Stored records:
BEGIN
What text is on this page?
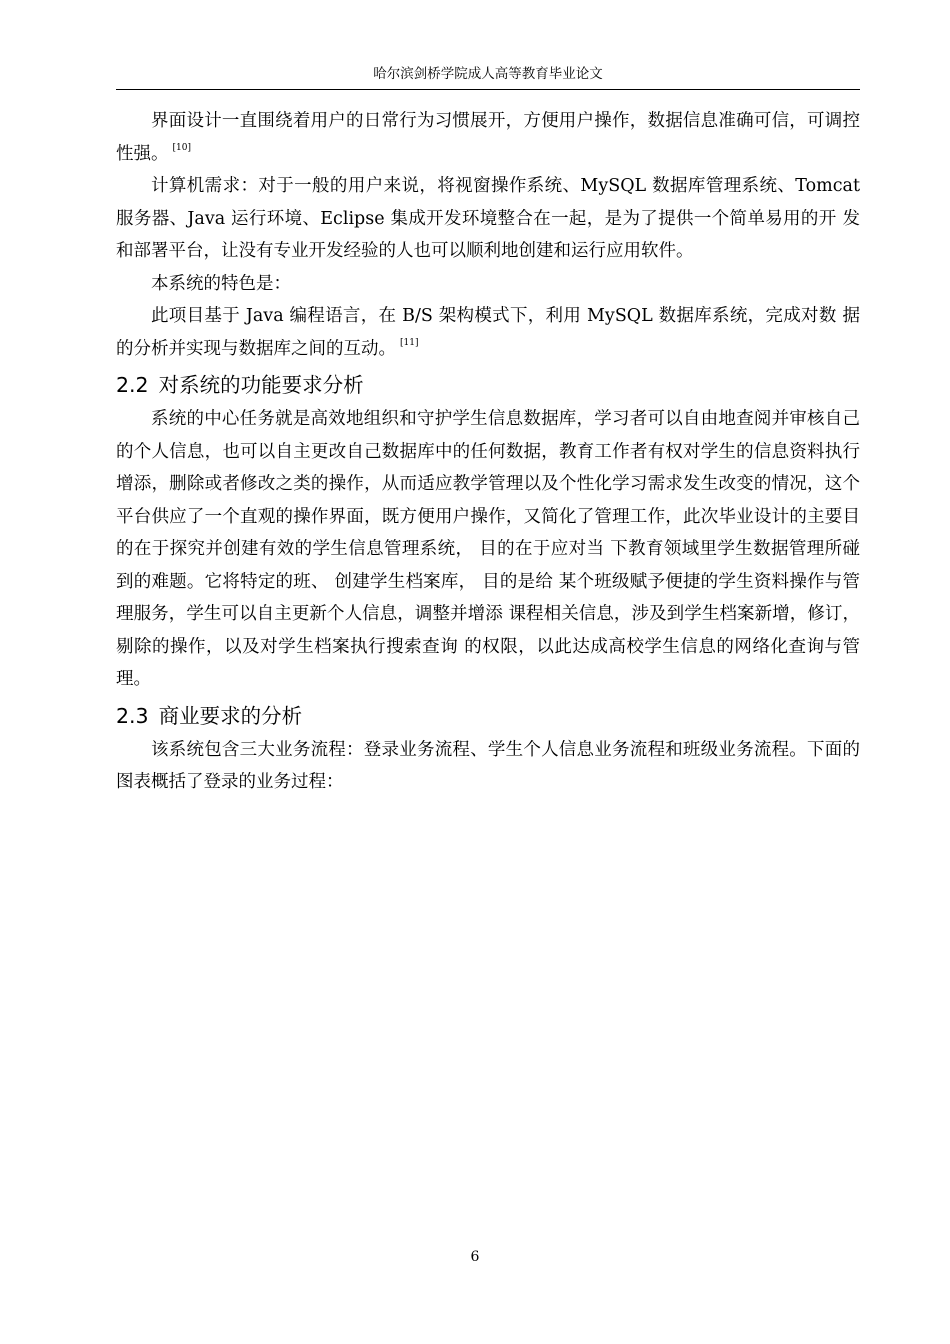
哈尔滨剑桥学院成人高等教育毕业论文

界面设计一直围绕着用户的日常行为习惯展开，方便用户操作，数据信息准确可信，可调控性强。 [10]

计算机需求：对于一般的用户来说，将视窗操作系统、MySQL 数据库管理系统、Tomcat 服务器、Java 运行环境、Eclipse 集成开发环境整合在一起，是为了提供一个简单易用的开 发和部署平台，让没有专业开发经验的人也可以顺利地创建和运行应用软件。

本系统的特色是：

此项目基于 Java 编程语言，在 B/S 架构模式下，利用 MySQL 数据库系统，完成对数 据的分析并实现与数据库之间的互动。 [11]

2.2 对系统的功能要求分析

系统的中心任务就是高效地组织和守护学生信息数据库，学习者可以自由地查阅并审核自己的个人信息，也可以自主更改自己数据库中的任何数据，教育工作者有权对学生的信息资料执行增添，删除或者修改之类的操作，从而适应教学管理以及个性化学习需求发生改变的情况，这个平台供应了一个直观的操作界面，既方便用户操作，又简化了管理工作，此次毕业设计的主要目的在于探究并创建有效的学生信息管理系统， 目的在于应对当 下教育领域里学生数据管理所碰到的难题。它将特定的班、 创建学生档案库， 目的是给 某个班级赋予便捷的学生资料操作与管理服务，学生可以自主更新个人信息，调整并增添 课程相关信息，涉及到学生档案新增，修订，剔除的操作，以及对学生档案执行搜索查询 的权限，以此达成高校学生信息的网络化查询与管理。

2.3 商业要求的分析

该系统包含三大业务流程：登录业务流程、学生个人信息业务流程和班级业务流程。下面的图表概括了登录的业务过程：

6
END
— DESCRIPTION OF THE TASK —
Restate each of the entries above word for word and skip every image.

— COMPLETED TASK —
What text is on this page?
哈尔滨剑桥学院成人高等教育毕业论文

界面设计一直围绕着用户的日常行为习惯展开，方便用户操作，数据信息准确可信，可调控性强。 [10]

计算机需求：对于一般的用户来说，将视窗操作系统、MySQL 数据库管理系统、Tomcat 服务器、Java 运行环境、Eclipse 集成开发环境整合在一起，是为了提供一个简单易用的开 发和部署平台，让没有专业开发经验的人也可以顺利地创建和运行应用软件。

本系统的特色是：

此项目基于 Java 编程语言，在 B/S 架构模式下，利用 MySQL 数据库系统，完成对数 据的分析并实现与数据库之间的互动。 [11]

2.2 对系统的功能要求分析

系统的中心任务就是高效地组织和守护学生信息数据库，学习者可以自由地查阅并审核自己的个人信息，也可以自主更改自己数据库中的任何数据，教育工作者有权对学生的信息资料执行增添，删除或者修改之类的操作，从而适应教学管理以及个性化学习需求发生改变的情况，这个平台供应了一个直观的操作界面，既方便用户操作，又简化了管理工作，此次毕业设计的主要目的在于探究并创建有效的学生信息管理系统， 目的在于应对当 下教育领域里学生数据管理所碰到的难题。它将特定的班、 创建学生档案库， 目的是给 某个班级赋予便捷的学生资料操作与管理服务，学生可以自主更新个人信息，调整并增添 课程相关信息，涉及到学生档案新增，修订，剔除的操作，以及对学生档案执行搜索查询 的权限，以此达成高校学生信息的网络化查询与管理。

2.3 商业要求的分析

该系统包含三大业务流程：登录业务流程、学生个人信息业务流程和班级业务流程。下面的图表概括了登录的业务过程：

6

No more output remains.